### Written problem
Go through the entries below and copy each line containing the word "this".

### Information supplied

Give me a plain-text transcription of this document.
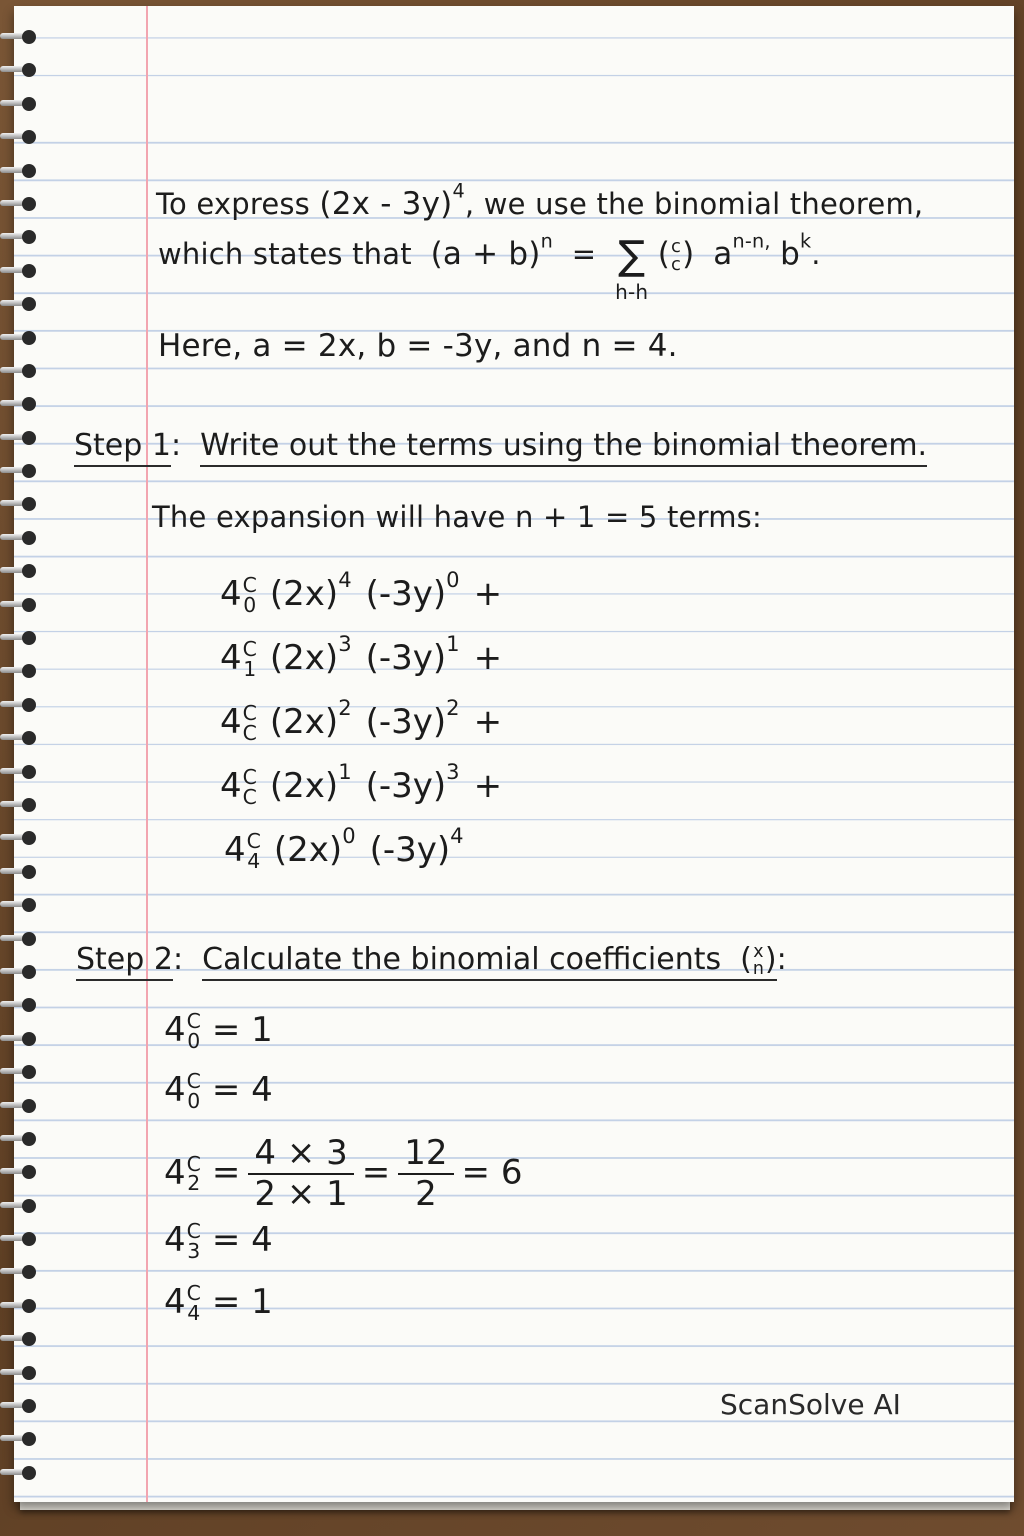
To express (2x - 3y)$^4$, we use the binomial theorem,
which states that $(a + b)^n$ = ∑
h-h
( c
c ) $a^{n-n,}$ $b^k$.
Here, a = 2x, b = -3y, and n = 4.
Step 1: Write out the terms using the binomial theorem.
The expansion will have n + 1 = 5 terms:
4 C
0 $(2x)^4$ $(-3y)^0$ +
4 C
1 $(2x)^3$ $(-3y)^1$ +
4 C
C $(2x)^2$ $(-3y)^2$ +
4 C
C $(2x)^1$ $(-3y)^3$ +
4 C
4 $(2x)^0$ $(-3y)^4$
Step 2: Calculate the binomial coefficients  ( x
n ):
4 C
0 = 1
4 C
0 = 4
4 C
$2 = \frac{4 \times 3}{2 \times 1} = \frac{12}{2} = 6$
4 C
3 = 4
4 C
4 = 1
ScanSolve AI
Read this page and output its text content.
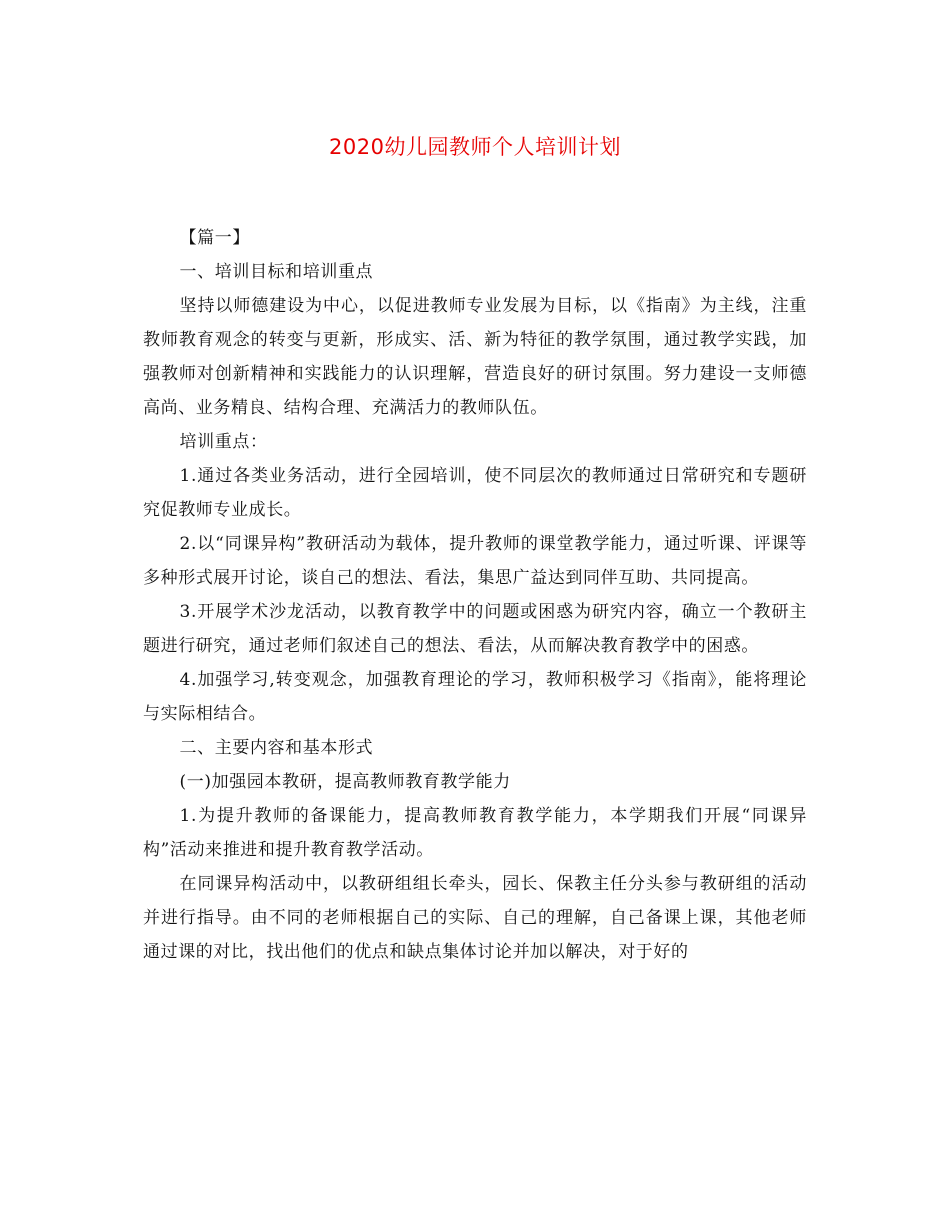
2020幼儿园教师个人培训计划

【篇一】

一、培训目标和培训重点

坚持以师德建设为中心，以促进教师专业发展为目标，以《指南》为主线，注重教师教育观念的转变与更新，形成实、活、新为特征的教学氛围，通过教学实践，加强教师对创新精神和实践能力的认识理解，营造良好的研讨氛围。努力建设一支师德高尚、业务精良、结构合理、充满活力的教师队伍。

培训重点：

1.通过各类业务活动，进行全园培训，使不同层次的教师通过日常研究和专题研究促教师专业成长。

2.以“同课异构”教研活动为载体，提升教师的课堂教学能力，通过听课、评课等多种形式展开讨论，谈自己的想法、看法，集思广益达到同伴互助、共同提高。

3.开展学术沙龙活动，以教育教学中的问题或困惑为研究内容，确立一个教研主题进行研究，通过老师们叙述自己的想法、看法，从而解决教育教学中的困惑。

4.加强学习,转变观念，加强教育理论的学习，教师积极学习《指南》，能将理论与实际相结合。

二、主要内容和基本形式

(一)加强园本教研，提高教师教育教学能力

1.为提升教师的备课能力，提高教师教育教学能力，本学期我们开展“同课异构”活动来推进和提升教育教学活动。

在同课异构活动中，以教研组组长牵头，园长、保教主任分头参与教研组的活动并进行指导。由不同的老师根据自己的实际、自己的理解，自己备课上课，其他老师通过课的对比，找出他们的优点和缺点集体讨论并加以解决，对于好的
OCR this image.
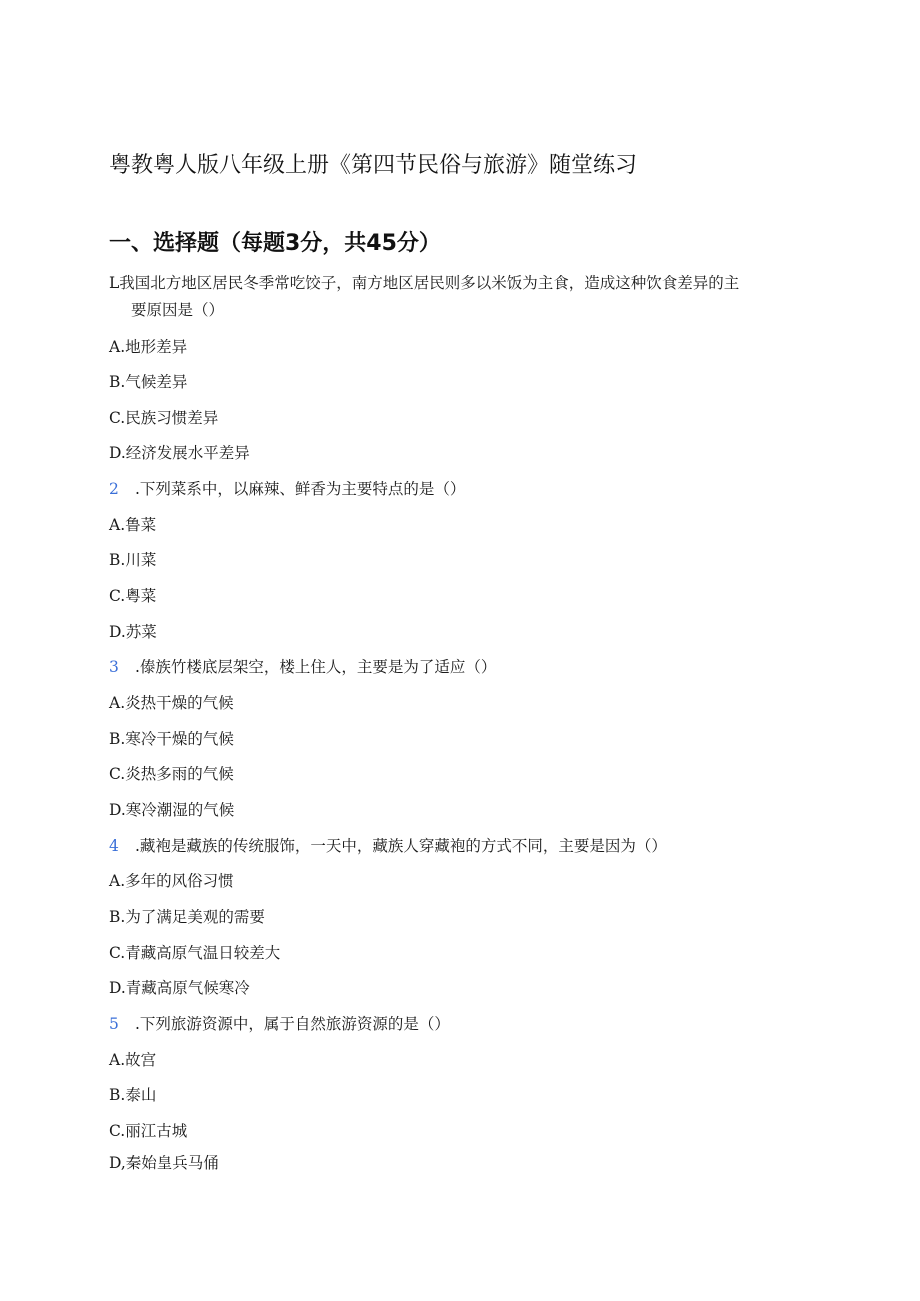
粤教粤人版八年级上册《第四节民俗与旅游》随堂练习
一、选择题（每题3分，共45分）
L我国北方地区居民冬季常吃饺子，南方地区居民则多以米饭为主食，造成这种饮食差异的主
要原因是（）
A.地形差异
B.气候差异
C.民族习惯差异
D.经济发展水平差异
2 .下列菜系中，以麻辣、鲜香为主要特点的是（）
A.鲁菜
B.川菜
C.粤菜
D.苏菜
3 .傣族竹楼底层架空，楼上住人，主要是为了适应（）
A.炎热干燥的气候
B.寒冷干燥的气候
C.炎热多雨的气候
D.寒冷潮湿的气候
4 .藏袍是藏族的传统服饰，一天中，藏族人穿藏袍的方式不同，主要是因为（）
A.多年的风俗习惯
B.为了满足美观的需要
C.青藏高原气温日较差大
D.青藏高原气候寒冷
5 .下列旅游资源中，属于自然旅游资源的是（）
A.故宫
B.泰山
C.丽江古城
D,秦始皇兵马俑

### Result
Give me a plain-text transcription of this document.
Read this page and output its text content.
OCR this image.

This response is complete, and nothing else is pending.